== DATASET

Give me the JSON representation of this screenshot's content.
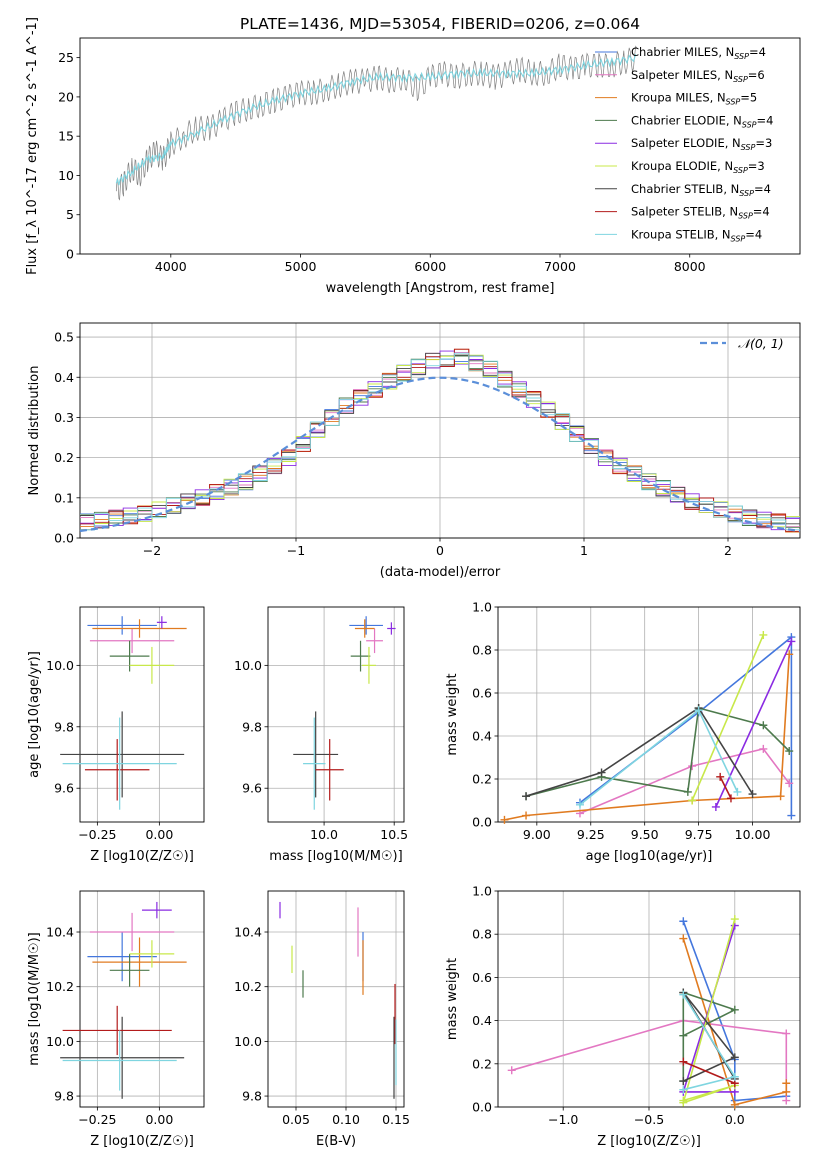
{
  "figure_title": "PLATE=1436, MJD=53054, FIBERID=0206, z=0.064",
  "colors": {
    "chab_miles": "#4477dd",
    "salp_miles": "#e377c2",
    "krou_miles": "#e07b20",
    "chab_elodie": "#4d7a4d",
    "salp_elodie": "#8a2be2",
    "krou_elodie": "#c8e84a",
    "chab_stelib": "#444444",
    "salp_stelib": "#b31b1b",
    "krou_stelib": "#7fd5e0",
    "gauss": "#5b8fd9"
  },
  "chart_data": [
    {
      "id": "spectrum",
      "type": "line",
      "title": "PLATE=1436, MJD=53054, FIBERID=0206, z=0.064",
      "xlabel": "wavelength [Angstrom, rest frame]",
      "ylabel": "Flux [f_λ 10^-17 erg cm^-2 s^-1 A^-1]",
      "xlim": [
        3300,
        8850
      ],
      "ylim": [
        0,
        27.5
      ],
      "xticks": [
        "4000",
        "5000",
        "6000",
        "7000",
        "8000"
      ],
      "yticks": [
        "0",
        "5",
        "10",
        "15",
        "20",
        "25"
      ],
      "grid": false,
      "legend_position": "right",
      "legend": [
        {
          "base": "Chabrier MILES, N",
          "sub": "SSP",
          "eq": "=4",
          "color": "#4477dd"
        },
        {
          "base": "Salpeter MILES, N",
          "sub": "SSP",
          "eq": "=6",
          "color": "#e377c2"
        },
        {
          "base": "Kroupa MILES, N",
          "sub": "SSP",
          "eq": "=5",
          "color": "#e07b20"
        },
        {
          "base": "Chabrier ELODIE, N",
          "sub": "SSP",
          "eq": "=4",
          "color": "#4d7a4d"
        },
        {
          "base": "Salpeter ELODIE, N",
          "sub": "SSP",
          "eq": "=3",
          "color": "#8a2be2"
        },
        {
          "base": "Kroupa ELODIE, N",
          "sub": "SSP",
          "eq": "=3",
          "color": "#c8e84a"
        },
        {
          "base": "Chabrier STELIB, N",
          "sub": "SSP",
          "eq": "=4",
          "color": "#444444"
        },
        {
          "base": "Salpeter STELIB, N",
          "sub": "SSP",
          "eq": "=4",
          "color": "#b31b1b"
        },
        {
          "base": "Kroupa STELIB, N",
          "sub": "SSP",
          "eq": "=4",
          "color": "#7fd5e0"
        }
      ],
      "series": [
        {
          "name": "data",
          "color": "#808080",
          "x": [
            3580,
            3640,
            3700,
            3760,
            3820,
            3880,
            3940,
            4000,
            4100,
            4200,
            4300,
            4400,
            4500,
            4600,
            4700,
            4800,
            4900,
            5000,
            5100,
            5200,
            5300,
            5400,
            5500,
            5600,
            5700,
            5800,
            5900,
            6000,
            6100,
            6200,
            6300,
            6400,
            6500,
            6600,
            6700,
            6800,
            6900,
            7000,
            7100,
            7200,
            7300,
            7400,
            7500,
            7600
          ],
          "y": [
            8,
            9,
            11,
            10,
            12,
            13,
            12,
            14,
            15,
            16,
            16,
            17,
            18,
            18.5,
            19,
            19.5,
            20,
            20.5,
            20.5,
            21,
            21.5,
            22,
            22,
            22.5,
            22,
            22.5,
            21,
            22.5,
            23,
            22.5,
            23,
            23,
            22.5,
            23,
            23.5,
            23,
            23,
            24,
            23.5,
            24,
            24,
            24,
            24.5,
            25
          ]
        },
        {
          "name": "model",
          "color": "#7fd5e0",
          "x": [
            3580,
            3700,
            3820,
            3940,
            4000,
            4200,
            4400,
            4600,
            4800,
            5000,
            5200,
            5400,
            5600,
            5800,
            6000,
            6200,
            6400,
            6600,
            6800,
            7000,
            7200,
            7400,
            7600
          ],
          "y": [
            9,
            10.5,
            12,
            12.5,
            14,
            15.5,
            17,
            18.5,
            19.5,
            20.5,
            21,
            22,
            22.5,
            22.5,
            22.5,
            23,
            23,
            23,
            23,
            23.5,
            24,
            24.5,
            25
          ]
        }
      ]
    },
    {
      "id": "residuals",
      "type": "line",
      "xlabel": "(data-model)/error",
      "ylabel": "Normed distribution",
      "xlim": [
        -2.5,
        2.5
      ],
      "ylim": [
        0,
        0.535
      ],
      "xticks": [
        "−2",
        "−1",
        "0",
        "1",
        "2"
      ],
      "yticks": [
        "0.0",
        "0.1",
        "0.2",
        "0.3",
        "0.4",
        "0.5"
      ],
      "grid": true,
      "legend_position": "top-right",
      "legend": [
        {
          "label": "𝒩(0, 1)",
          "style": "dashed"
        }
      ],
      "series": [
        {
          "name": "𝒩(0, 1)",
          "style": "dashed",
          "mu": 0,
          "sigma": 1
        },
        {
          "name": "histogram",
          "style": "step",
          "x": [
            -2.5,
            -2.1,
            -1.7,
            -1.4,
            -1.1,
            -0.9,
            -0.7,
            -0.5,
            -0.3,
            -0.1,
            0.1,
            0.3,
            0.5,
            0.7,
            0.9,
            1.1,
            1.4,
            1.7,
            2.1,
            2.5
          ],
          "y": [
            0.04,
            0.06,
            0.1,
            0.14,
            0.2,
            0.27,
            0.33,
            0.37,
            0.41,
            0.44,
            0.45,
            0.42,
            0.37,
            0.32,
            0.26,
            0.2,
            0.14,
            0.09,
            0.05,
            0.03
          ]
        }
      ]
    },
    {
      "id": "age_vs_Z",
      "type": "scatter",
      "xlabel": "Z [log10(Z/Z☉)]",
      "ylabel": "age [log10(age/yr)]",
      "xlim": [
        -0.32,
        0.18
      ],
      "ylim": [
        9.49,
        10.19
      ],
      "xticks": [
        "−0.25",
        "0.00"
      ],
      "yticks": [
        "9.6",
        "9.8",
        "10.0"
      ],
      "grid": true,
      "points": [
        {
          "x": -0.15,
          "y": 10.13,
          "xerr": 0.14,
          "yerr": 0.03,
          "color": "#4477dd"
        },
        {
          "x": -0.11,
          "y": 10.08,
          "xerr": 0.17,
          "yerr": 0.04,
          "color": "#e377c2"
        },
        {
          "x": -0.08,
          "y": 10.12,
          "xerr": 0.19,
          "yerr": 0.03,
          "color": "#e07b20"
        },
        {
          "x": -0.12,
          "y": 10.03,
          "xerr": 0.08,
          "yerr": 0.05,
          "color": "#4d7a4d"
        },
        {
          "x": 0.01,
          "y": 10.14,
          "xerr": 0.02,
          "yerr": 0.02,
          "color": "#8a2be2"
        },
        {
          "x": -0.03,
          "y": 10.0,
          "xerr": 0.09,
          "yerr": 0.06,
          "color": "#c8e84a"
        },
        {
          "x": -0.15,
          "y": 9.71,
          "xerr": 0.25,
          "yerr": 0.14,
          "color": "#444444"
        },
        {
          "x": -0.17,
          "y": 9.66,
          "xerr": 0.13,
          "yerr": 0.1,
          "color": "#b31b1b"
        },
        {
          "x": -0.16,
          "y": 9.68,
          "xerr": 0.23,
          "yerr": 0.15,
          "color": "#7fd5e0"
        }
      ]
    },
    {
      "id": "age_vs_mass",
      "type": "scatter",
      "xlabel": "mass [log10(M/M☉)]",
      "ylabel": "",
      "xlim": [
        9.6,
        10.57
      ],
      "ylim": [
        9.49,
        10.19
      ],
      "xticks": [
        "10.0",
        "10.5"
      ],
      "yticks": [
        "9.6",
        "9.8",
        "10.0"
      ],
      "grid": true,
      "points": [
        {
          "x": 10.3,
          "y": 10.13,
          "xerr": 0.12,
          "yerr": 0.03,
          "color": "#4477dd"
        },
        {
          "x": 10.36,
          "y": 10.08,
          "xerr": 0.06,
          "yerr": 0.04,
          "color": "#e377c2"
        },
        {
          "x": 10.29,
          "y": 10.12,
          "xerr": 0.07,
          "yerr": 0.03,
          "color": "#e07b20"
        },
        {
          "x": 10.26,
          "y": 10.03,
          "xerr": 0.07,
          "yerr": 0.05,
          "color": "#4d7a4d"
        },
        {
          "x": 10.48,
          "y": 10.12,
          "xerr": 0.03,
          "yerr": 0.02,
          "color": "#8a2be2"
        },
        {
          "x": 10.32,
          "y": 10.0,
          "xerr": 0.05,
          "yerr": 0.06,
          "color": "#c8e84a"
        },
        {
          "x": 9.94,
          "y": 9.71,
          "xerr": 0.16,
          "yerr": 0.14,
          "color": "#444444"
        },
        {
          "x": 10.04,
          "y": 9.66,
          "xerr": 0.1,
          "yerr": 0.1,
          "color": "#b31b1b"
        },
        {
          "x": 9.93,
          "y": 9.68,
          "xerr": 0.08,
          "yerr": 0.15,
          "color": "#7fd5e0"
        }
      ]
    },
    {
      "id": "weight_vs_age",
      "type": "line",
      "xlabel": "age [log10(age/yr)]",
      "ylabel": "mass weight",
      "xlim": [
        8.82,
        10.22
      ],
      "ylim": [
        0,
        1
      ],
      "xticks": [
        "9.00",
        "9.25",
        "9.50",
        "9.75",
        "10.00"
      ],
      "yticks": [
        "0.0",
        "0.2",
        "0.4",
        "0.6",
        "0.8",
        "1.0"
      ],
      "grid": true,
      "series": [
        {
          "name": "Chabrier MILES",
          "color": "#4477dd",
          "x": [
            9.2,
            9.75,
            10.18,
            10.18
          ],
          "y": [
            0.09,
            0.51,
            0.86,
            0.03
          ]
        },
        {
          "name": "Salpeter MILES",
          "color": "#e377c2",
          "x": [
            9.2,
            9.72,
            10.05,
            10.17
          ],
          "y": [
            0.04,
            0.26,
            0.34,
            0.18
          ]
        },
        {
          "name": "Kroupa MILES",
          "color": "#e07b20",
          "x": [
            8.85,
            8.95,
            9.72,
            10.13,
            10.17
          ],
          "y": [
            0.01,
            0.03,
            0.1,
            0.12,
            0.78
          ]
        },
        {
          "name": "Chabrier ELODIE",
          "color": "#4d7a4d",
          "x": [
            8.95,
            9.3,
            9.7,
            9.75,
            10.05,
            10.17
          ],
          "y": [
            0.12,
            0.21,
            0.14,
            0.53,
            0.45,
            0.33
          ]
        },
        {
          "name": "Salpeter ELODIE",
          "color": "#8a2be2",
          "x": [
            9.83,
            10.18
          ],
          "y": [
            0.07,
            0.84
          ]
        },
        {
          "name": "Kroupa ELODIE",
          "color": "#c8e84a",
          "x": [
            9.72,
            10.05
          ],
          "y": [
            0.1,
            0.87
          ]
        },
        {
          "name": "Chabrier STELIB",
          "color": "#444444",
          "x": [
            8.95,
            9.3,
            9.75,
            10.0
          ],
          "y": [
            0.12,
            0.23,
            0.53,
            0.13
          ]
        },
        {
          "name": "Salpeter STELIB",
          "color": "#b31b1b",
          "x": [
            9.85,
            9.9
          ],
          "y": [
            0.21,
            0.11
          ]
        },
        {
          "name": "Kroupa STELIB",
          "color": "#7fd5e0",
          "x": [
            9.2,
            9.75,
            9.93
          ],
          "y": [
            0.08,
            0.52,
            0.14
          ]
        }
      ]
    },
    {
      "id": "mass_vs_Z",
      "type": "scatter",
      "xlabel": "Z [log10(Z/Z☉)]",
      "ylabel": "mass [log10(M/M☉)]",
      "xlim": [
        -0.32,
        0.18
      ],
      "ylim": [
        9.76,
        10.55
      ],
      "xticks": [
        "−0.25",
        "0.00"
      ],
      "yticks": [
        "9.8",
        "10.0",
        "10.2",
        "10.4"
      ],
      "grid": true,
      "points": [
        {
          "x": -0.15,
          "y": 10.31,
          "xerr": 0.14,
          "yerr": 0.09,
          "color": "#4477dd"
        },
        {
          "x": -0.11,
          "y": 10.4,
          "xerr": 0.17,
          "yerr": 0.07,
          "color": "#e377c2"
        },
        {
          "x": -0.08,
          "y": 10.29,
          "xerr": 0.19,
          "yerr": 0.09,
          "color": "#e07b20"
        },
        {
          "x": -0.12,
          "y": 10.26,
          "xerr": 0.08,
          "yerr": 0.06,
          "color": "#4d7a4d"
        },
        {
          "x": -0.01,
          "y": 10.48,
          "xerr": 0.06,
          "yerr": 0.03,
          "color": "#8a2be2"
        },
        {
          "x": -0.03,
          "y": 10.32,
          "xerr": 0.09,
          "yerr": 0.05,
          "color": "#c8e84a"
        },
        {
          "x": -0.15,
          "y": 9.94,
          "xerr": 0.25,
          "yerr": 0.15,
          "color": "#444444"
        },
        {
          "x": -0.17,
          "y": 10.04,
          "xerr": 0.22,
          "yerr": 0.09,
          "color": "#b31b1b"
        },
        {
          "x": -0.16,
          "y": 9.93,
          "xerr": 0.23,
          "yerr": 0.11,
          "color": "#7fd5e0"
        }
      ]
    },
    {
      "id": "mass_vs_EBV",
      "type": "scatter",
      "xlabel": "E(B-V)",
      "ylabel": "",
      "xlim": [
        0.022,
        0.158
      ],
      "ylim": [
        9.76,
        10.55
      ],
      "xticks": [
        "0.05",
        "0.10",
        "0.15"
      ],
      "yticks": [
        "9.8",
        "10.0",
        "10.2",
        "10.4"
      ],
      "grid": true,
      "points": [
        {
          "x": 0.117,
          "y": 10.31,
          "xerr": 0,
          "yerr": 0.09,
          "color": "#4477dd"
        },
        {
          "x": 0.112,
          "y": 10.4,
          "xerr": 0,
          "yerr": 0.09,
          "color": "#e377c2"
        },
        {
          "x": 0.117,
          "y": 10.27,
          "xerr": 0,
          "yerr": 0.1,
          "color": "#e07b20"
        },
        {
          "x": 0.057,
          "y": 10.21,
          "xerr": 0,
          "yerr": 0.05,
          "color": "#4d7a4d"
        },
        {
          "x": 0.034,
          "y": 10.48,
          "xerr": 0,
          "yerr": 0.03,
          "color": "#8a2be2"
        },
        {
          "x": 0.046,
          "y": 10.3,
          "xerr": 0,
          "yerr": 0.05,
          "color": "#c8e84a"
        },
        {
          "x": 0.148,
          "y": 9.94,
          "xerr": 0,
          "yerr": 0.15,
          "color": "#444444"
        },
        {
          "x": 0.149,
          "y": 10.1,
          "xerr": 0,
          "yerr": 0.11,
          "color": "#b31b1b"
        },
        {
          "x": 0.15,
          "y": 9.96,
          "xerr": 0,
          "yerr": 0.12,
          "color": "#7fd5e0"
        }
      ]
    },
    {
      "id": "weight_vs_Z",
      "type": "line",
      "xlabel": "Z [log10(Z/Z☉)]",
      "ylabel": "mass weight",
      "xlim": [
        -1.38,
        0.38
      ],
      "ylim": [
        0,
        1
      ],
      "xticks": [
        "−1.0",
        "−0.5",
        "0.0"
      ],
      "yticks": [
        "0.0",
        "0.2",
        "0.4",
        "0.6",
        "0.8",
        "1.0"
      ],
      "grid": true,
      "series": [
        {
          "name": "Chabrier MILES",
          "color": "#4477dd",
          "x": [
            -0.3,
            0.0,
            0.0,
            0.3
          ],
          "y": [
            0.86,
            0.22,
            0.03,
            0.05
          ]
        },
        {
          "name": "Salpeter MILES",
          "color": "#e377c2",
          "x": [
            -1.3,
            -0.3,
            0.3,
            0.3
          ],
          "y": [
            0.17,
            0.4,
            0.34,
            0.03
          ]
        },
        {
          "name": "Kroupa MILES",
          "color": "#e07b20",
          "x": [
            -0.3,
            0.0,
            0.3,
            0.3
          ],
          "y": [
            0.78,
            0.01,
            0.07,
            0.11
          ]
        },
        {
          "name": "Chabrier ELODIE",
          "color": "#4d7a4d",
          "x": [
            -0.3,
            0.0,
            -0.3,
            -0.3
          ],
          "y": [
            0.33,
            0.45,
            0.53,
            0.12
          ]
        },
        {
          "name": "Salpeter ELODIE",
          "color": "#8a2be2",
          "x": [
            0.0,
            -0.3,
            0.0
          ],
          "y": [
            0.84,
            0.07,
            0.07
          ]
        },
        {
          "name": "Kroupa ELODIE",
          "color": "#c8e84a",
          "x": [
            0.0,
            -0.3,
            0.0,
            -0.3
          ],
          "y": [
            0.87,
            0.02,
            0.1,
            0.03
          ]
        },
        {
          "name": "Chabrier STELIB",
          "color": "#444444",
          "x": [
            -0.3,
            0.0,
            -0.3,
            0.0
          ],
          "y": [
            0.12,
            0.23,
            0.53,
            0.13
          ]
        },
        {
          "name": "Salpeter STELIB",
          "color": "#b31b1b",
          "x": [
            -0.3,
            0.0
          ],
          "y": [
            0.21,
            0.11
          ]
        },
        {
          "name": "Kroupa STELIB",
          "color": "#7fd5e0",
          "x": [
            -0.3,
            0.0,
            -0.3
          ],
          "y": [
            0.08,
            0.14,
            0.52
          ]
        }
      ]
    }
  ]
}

====

__TASK TO CARRY OUT__.
Using the listing above, state the number of lines that hold "right", with no other text.

__PROBLEM SOLUTION__.
2